## [Exercise]
Skip the pictures. Reproduce all other material exactly.
* * *
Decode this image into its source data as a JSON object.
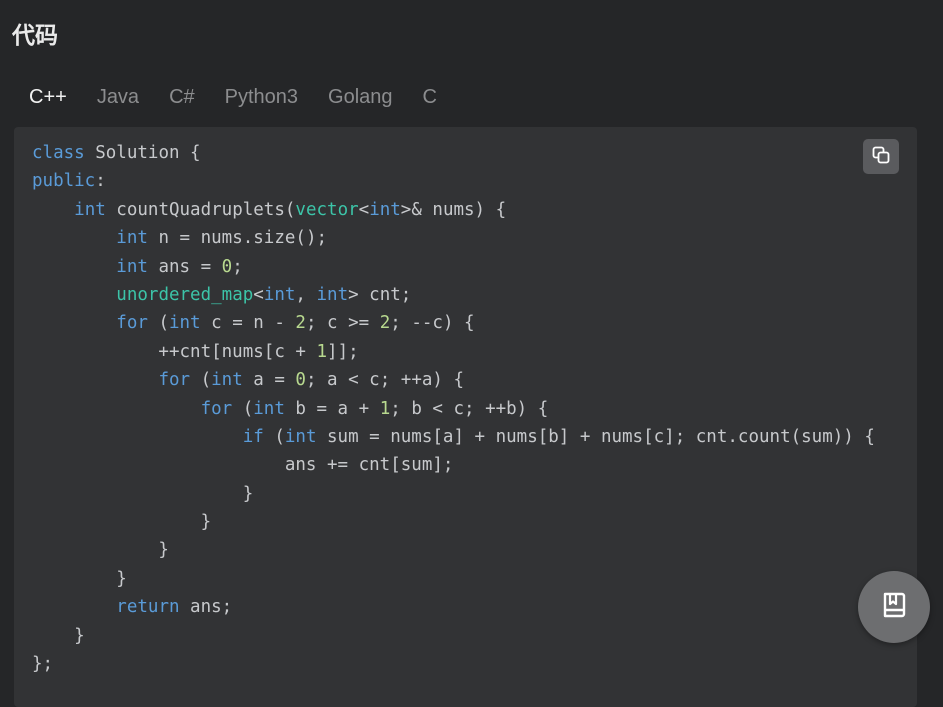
{
  "page": {
    "title": "代码"
  },
  "tabs": [
    {
      "label": "C++",
      "active": true
    },
    {
      "label": "Java",
      "active": false
    },
    {
      "label": "C#",
      "active": false
    },
    {
      "label": "Python3",
      "active": false
    },
    {
      "label": "Golang",
      "active": false
    },
    {
      "label": "C",
      "active": false
    }
  ],
  "code": {
    "language": "C++",
    "lines": [
      "class Solution {",
      "public:",
      "    int countQuadruplets(vector<int>& nums) {",
      "        int n = nums.size();",
      "        int ans = 0;",
      "        unordered_map<int, int> cnt;",
      "        for (int c = n - 2; c >= 2; --c) {",
      "            ++cnt[nums[c + 1]];",
      "            for (int a = 0; a < c; ++a) {",
      "                for (int b = a + 1; b < c; ++b) {",
      "                    if (int sum = nums[a] + nums[b] + nums[c]; cnt.count(sum)) {",
      "                        ans += cnt[sum];",
      "                    }",
      "                }",
      "            }",
      "        }",
      "        return ans;",
      "    }",
      "};"
    ]
  },
  "icons": {
    "copy": "copy-icon",
    "notebook": "notebook-icon"
  },
  "colors": {
    "background": "#252628",
    "code_background": "#323335",
    "keyword": "#5a9bd8",
    "type": "#3cc4a8",
    "number": "#b8d98f",
    "text": "#c7c9cc",
    "active_tab": "#f2f2f2",
    "inactive_tab": "#8c8d8f"
  }
}
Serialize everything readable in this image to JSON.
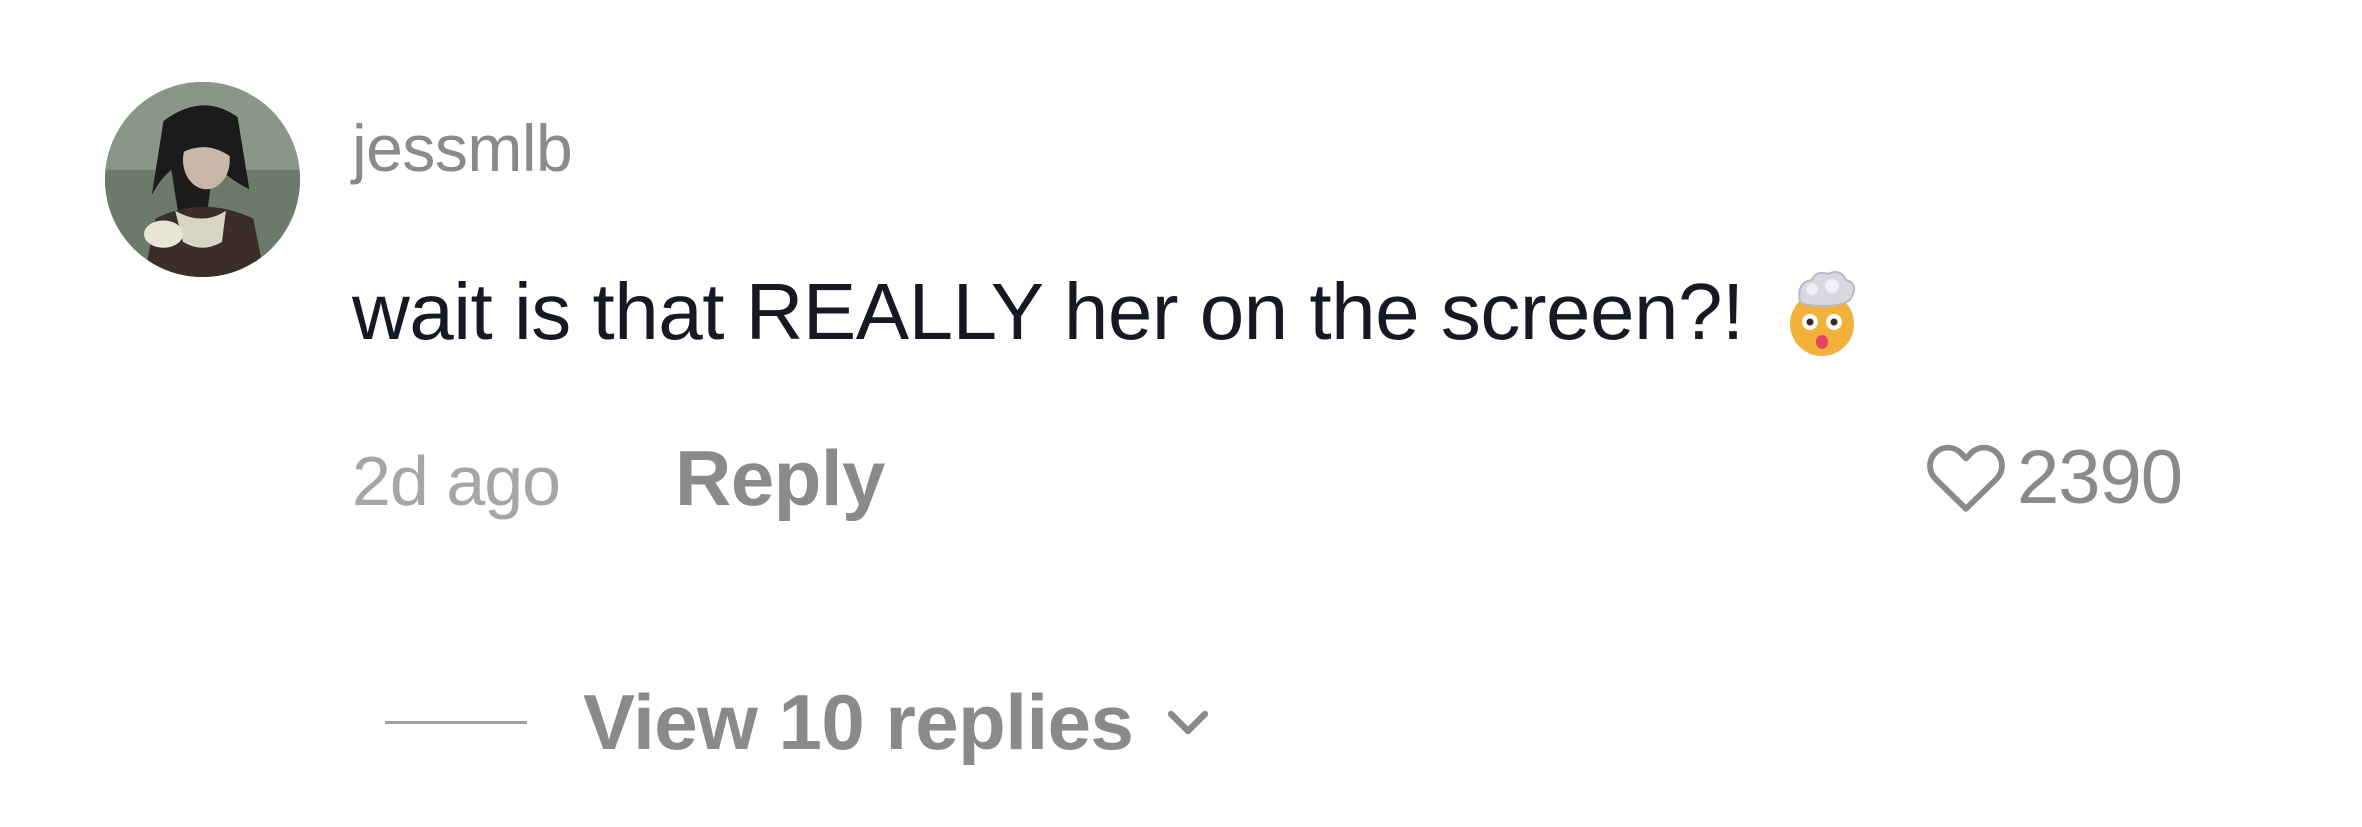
{
  "comment": {
    "username": "jessmlb",
    "text": "wait is that REALLY her on the screen?!",
    "emoji": "exploding-head-icon",
    "timestamp": "2d ago",
    "reply_label": "Reply",
    "like_icon": "heart-outline-icon",
    "like_count": "2390",
    "view_replies_label": "View 10 replies",
    "view_replies_icon": "chevron-down-icon"
  },
  "colors": {
    "primary_text": "#161823",
    "secondary_text": "#8a8a8a",
    "muted_text": "#a6a6a6",
    "background": "#ffffff"
  }
}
* * *
## [Finished answer]
Decode this image into its source data as a JSON object.
{
  "page": {
    "title": "代码"
  },
  "tabs": [
    {
      "label": "C++",
      "active": true
    },
    {
      "label": "Java",
      "active": false
    },
    {
      "label": "C#",
      "active": false
    },
    {
      "label": "Python3",
      "active": false
    },
    {
      "label": "Golang",
      "active": false
    },
    {
      "label": "C",
      "active": false
    }
  ],
  "code": {
    "language": "C++",
    "lines": [
      "class Solution {",
      "public:",
      "    int countQuadruplets(vector<int>& nums) {",
      "        int n = nums.size();",
      "        int ans = 0;",
      "        unordered_map<int, int> cnt;",
      "        for (int c = n - 2; c >= 2; --c) {",
      "            ++cnt[nums[c + 1]];",
      "            for (int a = 0; a < c; ++a) {",
      "                for (int b = a + 1; b < c; ++b) {",
      "                    if (int sum = nums[a] + nums[b] + nums[c]; cnt.count(sum)) {",
      "                        ans += cnt[sum];",
      "                    }",
      "                }",
      "            }",
      "        }",
      "        return ans;",
      "    }",
      "};"
    ]
  },
  "icons": {
    "copy": "copy-icon",
    "notebook": "notebook-icon"
  },
  "colors": {
    "background": "#252628",
    "code_background": "#323335",
    "keyword": "#5a9bd8",
    "type": "#3cc4a8",
    "number": "#b8d98f",
    "text": "#c7c9cc",
    "active_tab": "#f2f2f2",
    "inactive_tab": "#8c8d8f"
  }
}
Serialize everything readable in this image to JSON.
{
  "comment": {
    "username": "jessmlb",
    "text": "wait is that REALLY her on the screen?!",
    "emoji": "exploding-head-icon",
    "timestamp": "2d ago",
    "reply_label": "Reply",
    "like_icon": "heart-outline-icon",
    "like_count": "2390",
    "view_replies_label": "View 10 replies",
    "view_replies_icon": "chevron-down-icon"
  },
  "colors": {
    "primary_text": "#161823",
    "secondary_text": "#8a8a8a",
    "muted_text": "#a6a6a6",
    "background": "#ffffff"
  }
}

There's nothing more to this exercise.